-- Start Provided records --

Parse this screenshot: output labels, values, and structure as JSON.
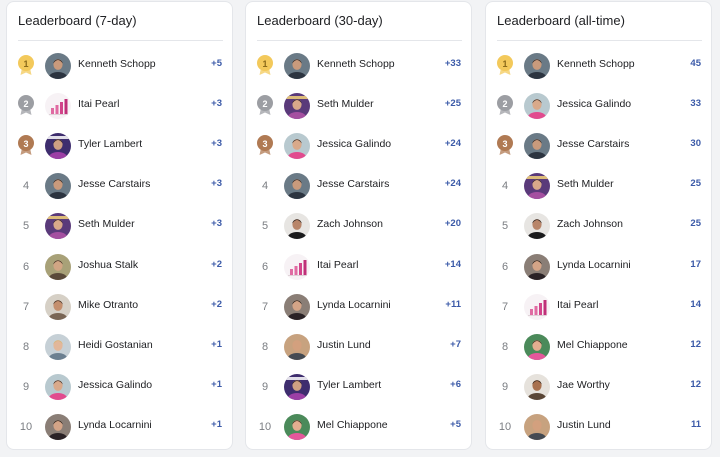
{
  "colors": {
    "score": "#3b5aa8",
    "gold_medal": "#f3c95b",
    "silver_medal": "#9c9ea3",
    "bronze_medal": "#b07a53",
    "card_background": "#ffffff",
    "page_background": "#f2f3f5"
  },
  "boards": [
    {
      "title": "Leaderboard (7-day)",
      "entries": [
        {
          "rank": "1",
          "name": "Kenneth Schopp",
          "score": "+5",
          "avatar": "man-dark-suit-photo"
        },
        {
          "rank": "2",
          "name": "Itai Pearl",
          "score": "+3",
          "avatar": "pink-bar-chart-graphic"
        },
        {
          "rank": "3",
          "name": "Tyler Lambert",
          "score": "+3",
          "avatar": "purple-promo-photo"
        },
        {
          "rank": "4",
          "name": "Jesse Carstairs",
          "score": "+3",
          "avatar": "man-dark-suit-photo"
        },
        {
          "rank": "5",
          "name": "Seth Mulder",
          "score": "+3",
          "avatar": "forever-promo-graphic"
        },
        {
          "rank": "6",
          "name": "Joshua Stalk",
          "score": "+2",
          "avatar": "man-outdoor-photo"
        },
        {
          "rank": "7",
          "name": "Mike Otranto",
          "score": "+2",
          "avatar": "man-casual-photo"
        },
        {
          "rank": "8",
          "name": "Heidi Gostanian",
          "score": "+1",
          "avatar": "woman-blonde-photo"
        },
        {
          "rank": "9",
          "name": "Jessica Galindo",
          "score": "+1",
          "avatar": "woman-pink-dress-photo"
        },
        {
          "rank": "10",
          "name": "Lynda Locarnini",
          "score": "+1",
          "avatar": "woman-dark-hair-photo"
        }
      ]
    },
    {
      "title": "Leaderboard (30-day)",
      "entries": [
        {
          "rank": "1",
          "name": "Kenneth Schopp",
          "score": "+33",
          "avatar": "man-dark-suit-photo"
        },
        {
          "rank": "2",
          "name": "Seth Mulder",
          "score": "+25",
          "avatar": "forever-promo-graphic"
        },
        {
          "rank": "3",
          "name": "Jessica Galindo",
          "score": "+24",
          "avatar": "woman-pink-dress-photo"
        },
        {
          "rank": "4",
          "name": "Jesse Carstairs",
          "score": "+24",
          "avatar": "man-dark-suit-photo"
        },
        {
          "rank": "5",
          "name": "Zach Johnson",
          "score": "+20",
          "avatar": "man-black-shirt-photo"
        },
        {
          "rank": "6",
          "name": "Itai Pearl",
          "score": "+14",
          "avatar": "pink-bar-chart-graphic"
        },
        {
          "rank": "7",
          "name": "Lynda Locarnini",
          "score": "+11",
          "avatar": "woman-dark-hair-photo"
        },
        {
          "rank": "8",
          "name": "Justin Lund",
          "score": "+7",
          "avatar": "man-bald-photo"
        },
        {
          "rank": "9",
          "name": "Tyler Lambert",
          "score": "+6",
          "avatar": "purple-promo-photo"
        },
        {
          "rank": "10",
          "name": "Mel Chiappone",
          "score": "+5",
          "avatar": "woman-pink-top-photo"
        }
      ]
    },
    {
      "title": "Leaderboard (all-time)",
      "entries": [
        {
          "rank": "1",
          "name": "Kenneth Schopp",
          "score": "45",
          "avatar": "man-dark-suit-photo"
        },
        {
          "rank": "2",
          "name": "Jessica Galindo",
          "score": "33",
          "avatar": "woman-pink-dress-photo"
        },
        {
          "rank": "3",
          "name": "Jesse Carstairs",
          "score": "30",
          "avatar": "man-dark-suit-photo"
        },
        {
          "rank": "4",
          "name": "Seth Mulder",
          "score": "25",
          "avatar": "forever-promo-graphic"
        },
        {
          "rank": "5",
          "name": "Zach Johnson",
          "score": "25",
          "avatar": "man-black-shirt-photo"
        },
        {
          "rank": "6",
          "name": "Lynda Locarnini",
          "score": "17",
          "avatar": "woman-dark-hair-photo"
        },
        {
          "rank": "7",
          "name": "Itai Pearl",
          "score": "14",
          "avatar": "pink-bar-chart-graphic"
        },
        {
          "rank": "8",
          "name": "Mel Chiappone",
          "score": "12",
          "avatar": "woman-pink-top-photo"
        },
        {
          "rank": "9",
          "name": "Jae Worthy",
          "score": "12",
          "avatar": "woman-curly-hair-photo"
        },
        {
          "rank": "10",
          "name": "Justin Lund",
          "score": "11",
          "avatar": "man-bald-photo"
        }
      ]
    }
  ]
}
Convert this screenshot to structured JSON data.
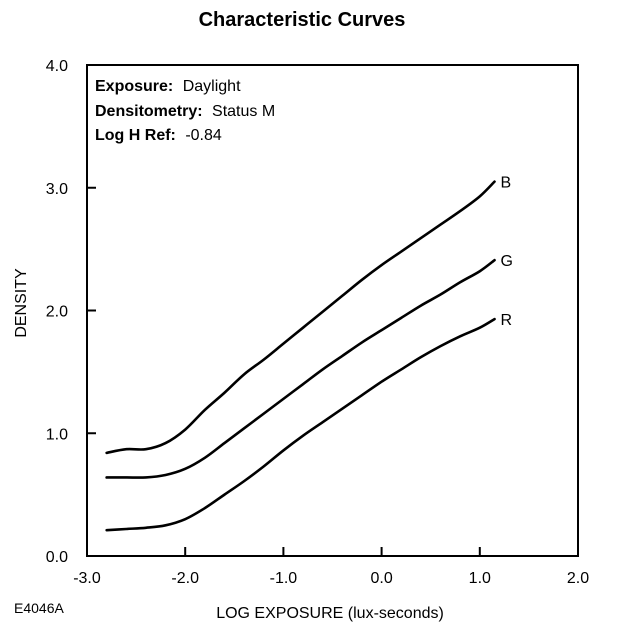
{
  "figure_id": "E4046A",
  "info": [
    {
      "key": "Exposure:",
      "value": "Daylight"
    },
    {
      "key": "Densitometry:",
      "value": "Status M"
    },
    {
      "key": "Log H Ref:",
      "value": "-0.84"
    }
  ],
  "chart_data": {
    "type": "line",
    "title": "Characteristic Curves",
    "xlabel": "LOG EXPOSURE (lux-seconds)",
    "ylabel": "DENSITY",
    "xlim": [
      -3.0,
      2.0
    ],
    "ylim": [
      0.0,
      4.0
    ],
    "x_ticks": [
      {
        "value": -3.0,
        "label": "-3.0"
      },
      {
        "value": -2.0,
        "label": "-2.0"
      },
      {
        "value": -1.0,
        "label": "-1.0"
      },
      {
        "value": 0.0,
        "label": "0.0"
      },
      {
        "value": 1.0,
        "label": "1.0"
      },
      {
        "value": 2.0,
        "label": "2.0"
      }
    ],
    "y_ticks": [
      {
        "value": 0.0,
        "label": "0.0"
      },
      {
        "value": 1.0,
        "label": "1.0"
      },
      {
        "value": 2.0,
        "label": "2.0"
      },
      {
        "value": 3.0,
        "label": "3.0"
      },
      {
        "value": 4.0,
        "label": "4.0"
      }
    ],
    "grid": false,
    "series": [
      {
        "name": "B",
        "color": "#000000",
        "points": [
          [
            -2.8,
            0.84
          ],
          [
            -2.6,
            0.87
          ],
          [
            -2.4,
            0.87
          ],
          [
            -2.2,
            0.92
          ],
          [
            -2.0,
            1.03
          ],
          [
            -1.8,
            1.19
          ],
          [
            -1.6,
            1.33
          ],
          [
            -1.4,
            1.48
          ],
          [
            -1.2,
            1.6
          ],
          [
            -1.0,
            1.73
          ],
          [
            -0.8,
            1.86
          ],
          [
            -0.6,
            1.99
          ],
          [
            -0.4,
            2.12
          ],
          [
            -0.2,
            2.25
          ],
          [
            0.0,
            2.37
          ],
          [
            0.2,
            2.48
          ],
          [
            0.4,
            2.59
          ],
          [
            0.6,
            2.7
          ],
          [
            0.8,
            2.81
          ],
          [
            1.0,
            2.93
          ],
          [
            1.15,
            3.05
          ]
        ]
      },
      {
        "name": "G",
        "color": "#000000",
        "points": [
          [
            -2.8,
            0.64
          ],
          [
            -2.6,
            0.64
          ],
          [
            -2.4,
            0.64
          ],
          [
            -2.2,
            0.66
          ],
          [
            -2.0,
            0.71
          ],
          [
            -1.8,
            0.8
          ],
          [
            -1.6,
            0.92
          ],
          [
            -1.4,
            1.04
          ],
          [
            -1.2,
            1.16
          ],
          [
            -1.0,
            1.28
          ],
          [
            -0.8,
            1.4
          ],
          [
            -0.6,
            1.52
          ],
          [
            -0.4,
            1.63
          ],
          [
            -0.2,
            1.74
          ],
          [
            0.0,
            1.84
          ],
          [
            0.2,
            1.94
          ],
          [
            0.4,
            2.04
          ],
          [
            0.6,
            2.13
          ],
          [
            0.8,
            2.23
          ],
          [
            1.0,
            2.32
          ],
          [
            1.15,
            2.41
          ]
        ]
      },
      {
        "name": "R",
        "color": "#000000",
        "points": [
          [
            -2.8,
            0.21
          ],
          [
            -2.6,
            0.22
          ],
          [
            -2.4,
            0.23
          ],
          [
            -2.2,
            0.25
          ],
          [
            -2.0,
            0.3
          ],
          [
            -1.8,
            0.39
          ],
          [
            -1.6,
            0.5
          ],
          [
            -1.4,
            0.61
          ],
          [
            -1.2,
            0.73
          ],
          [
            -1.0,
            0.86
          ],
          [
            -0.8,
            0.98
          ],
          [
            -0.6,
            1.09
          ],
          [
            -0.4,
            1.2
          ],
          [
            -0.2,
            1.31
          ],
          [
            0.0,
            1.42
          ],
          [
            0.2,
            1.52
          ],
          [
            0.4,
            1.62
          ],
          [
            0.6,
            1.71
          ],
          [
            0.8,
            1.79
          ],
          [
            1.0,
            1.86
          ],
          [
            1.15,
            1.93
          ]
        ]
      }
    ]
  }
}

-- End Provided records --

Pick out every line holding the string "title" and return it.

§ **The reply**
      "title": "Leaderboard (7-day)",
      "title": "Leaderboard (30-day)",
      "title": "Leaderboard (all-time)",
    "title": "Characteristic Curves",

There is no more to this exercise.